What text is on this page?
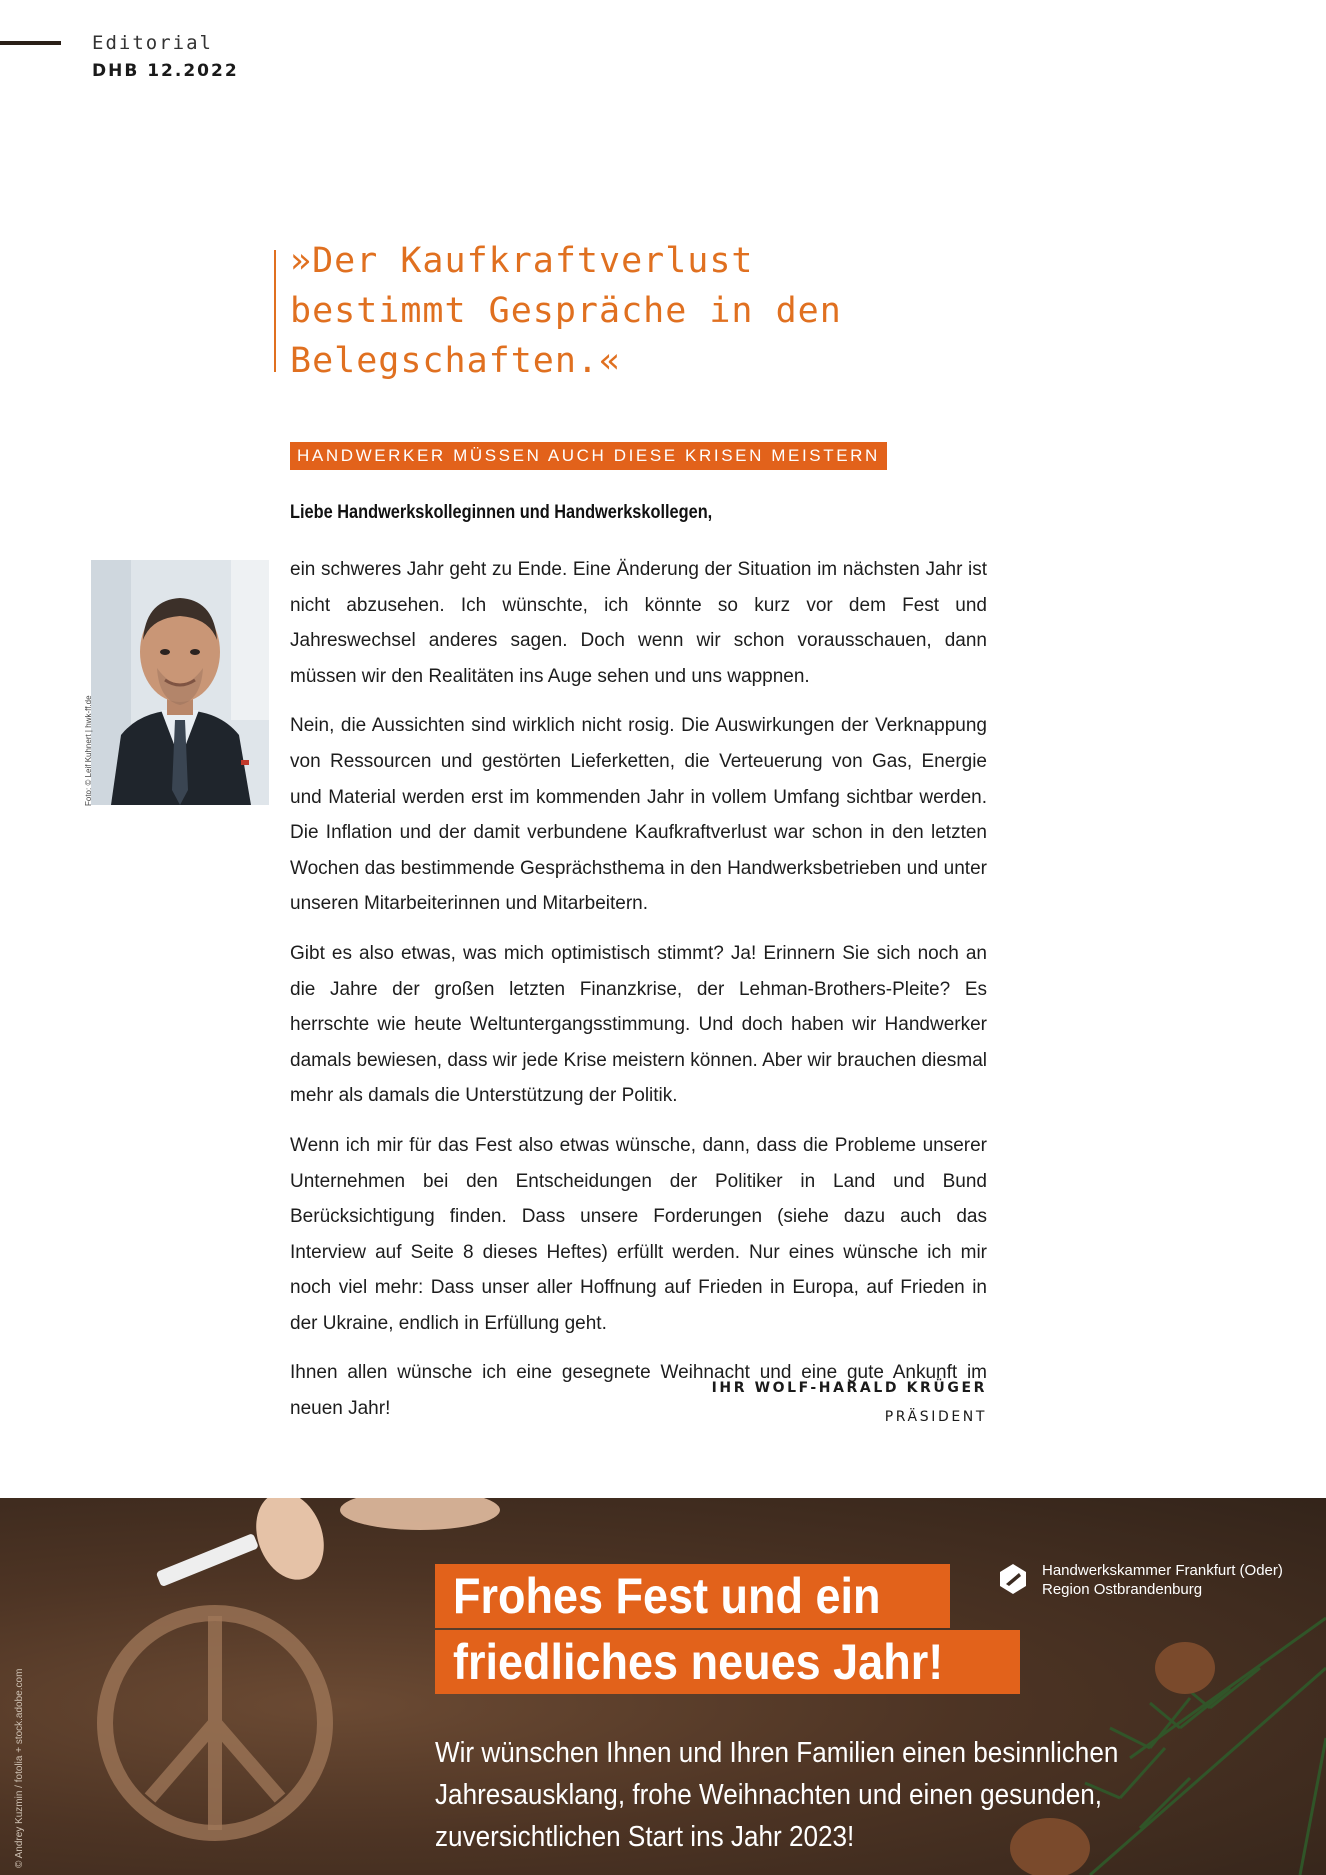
Editorial
DHB 12.2022
»Der Kaufkraftverlust bestimmt Gespräche in den Belegschaften.«
HANDWERKER MÜSSEN AUCH DIESE KRISEN MEISTERN
Liebe Handwerkskolleginnen und Handwerkskollegen,
Foto: © Leif Kuhnert | hwk-ff.de

ein schweres Jahr geht zu Ende. Eine Änderung der Situation im nächsten Jahr ist nicht abzusehen. Ich wünschte, ich könnte so kurz vor dem Fest und Jahreswechsel anderes sagen. Doch wenn wir schon vorausschauen, dann müssen wir den Realitäten ins Auge sehen und uns wappnen.

Nein, die Aussichten sind wirklich nicht rosig. Die Auswirkungen der Verknappung von Ressourcen und gestörten Lieferketten, die Verteuerung von Gas, Energie und Material werden erst im kommenden Jahr in vollem Umfang sichtbar werden. Die Inflation und der damit verbundene Kaufkraftverlust war schon in den letzten Wochen das bestimmende Gesprächsthema in den Handwerksbetrieben und unter unseren Mitarbeiterinnen und Mitarbeitern.

Gibt es also etwas, was mich optimistisch stimmt? Ja! Erinnern Sie sich noch an die Jahre der großen letzten Finanzkrise, der Lehman-Brothers-Pleite? Es herrschte wie heute Weltuntergangsstimmung. Und doch haben wir Handwerker damals bewiesen, dass wir jede Krise meistern können. Aber wir brauchen diesmal mehr als damals die Unterstützung der Politik.

Wenn ich mir für das Fest also etwas wünsche, dann, dass die Probleme unserer Unternehmen bei den Entscheidungen der Politiker in Land und Bund Berücksichtigung finden. Dass unsere Forderungen (siehe dazu auch das Interview auf Seite 8 dieses Heftes) erfüllt werden. Nur eines wünsche ich mir noch viel mehr: Dass unser aller Hoffnung auf Frieden in Europa, auf Frieden in der Ukraine, endlich in Erfüllung geht.

Ihnen allen wünsche ich eine gesegnete Weihnacht und eine gute Ankunft im neuen Jahr!

IHR WOLF-HARALD KRÜGER
PRÄSIDENT
© Andrey Kuzmin / fotolia + stock.adobe.com
Frohes Fest und ein
friedliches neues Jahr!
Wir wünschen Ihnen und Ihren Familien einen besinnlichen Jahresausklang, frohe Weihnachten und einen gesunden, zuversichtlichen Start ins Jahr 2023!
Handwerkskammer Frankfurt (Oder)
Region Ostbrandenburg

__________

## PROBLEM
Omit each picture, then return all of the listing exactly as it stands.

## ANSWER TO THE PROBLEM
What text is on this page?
Editorial
DHB 12.2022
»Der Kaufkraftverlust bestimmt Gespräche in den Belegschaften.«
HANDWERKER MÜSSEN AUCH DIESE KRISEN MEISTERN
Liebe Handwerkskolleginnen und Handwerkskollegen,
Foto: © Leif Kuhnert | hwk-ff.de

ein schweres Jahr geht zu Ende. Eine Änderung der Situation im nächsten Jahr ist nicht abzusehen. Ich wünschte, ich könnte so kurz vor dem Fest und Jahreswechsel anderes sagen. Doch wenn wir schon vorausschauen, dann müssen wir den Realitäten ins Auge sehen und uns wappnen.

Nein, die Aussichten sind wirklich nicht rosig. Die Auswirkungen der Verknappung von Ressourcen und gestörten Lieferketten, die Verteuerung von Gas, Energie und Material werden erst im kommenden Jahr in vollem Umfang sichtbar werden. Die Inflation und der damit verbundene Kaufkraftverlust war schon in den letzten Wochen das bestimmende Gesprächsthema in den Handwerksbetrieben und unter unseren Mitarbeiterinnen und Mitarbeitern.

Gibt es also etwas, was mich optimistisch stimmt? Ja! Erinnern Sie sich noch an die Jahre der großen letzten Finanzkrise, der Lehman-Brothers-Pleite? Es herrschte wie heute Weltuntergangsstimmung. Und doch haben wir Handwerker damals bewiesen, dass wir jede Krise meistern können. Aber wir brauchen diesmal mehr als damals die Unterstützung der Politik.

Wenn ich mir für das Fest also etwas wünsche, dann, dass die Probleme unserer Unternehmen bei den Entscheidungen der Politiker in Land und Bund Berücksichtigung finden. Dass unsere Forderungen (siehe dazu auch das Interview auf Seite 8 dieses Heftes) erfüllt werden. Nur eines wünsche ich mir noch viel mehr: Dass unser aller Hoffnung auf Frieden in Europa, auf Frieden in der Ukraine, endlich in Erfüllung geht.

Ihnen allen wünsche ich eine gesegnete Weihnacht und eine gute Ankunft im neuen Jahr!

IHR WOLF-HARALD KRÜGER
PRÄSIDENT
© Andrey Kuzmin / fotolia + stock.adobe.com
Frohes Fest und ein
friedliches neues Jahr!
Wir wünschen Ihnen und Ihren Familien einen besinnlichen Jahresausklang, frohe Weihnachten und einen gesunden, zuversichtlichen Start ins Jahr 2023!
Handwerkskammer Frankfurt (Oder)
Region Ostbrandenburg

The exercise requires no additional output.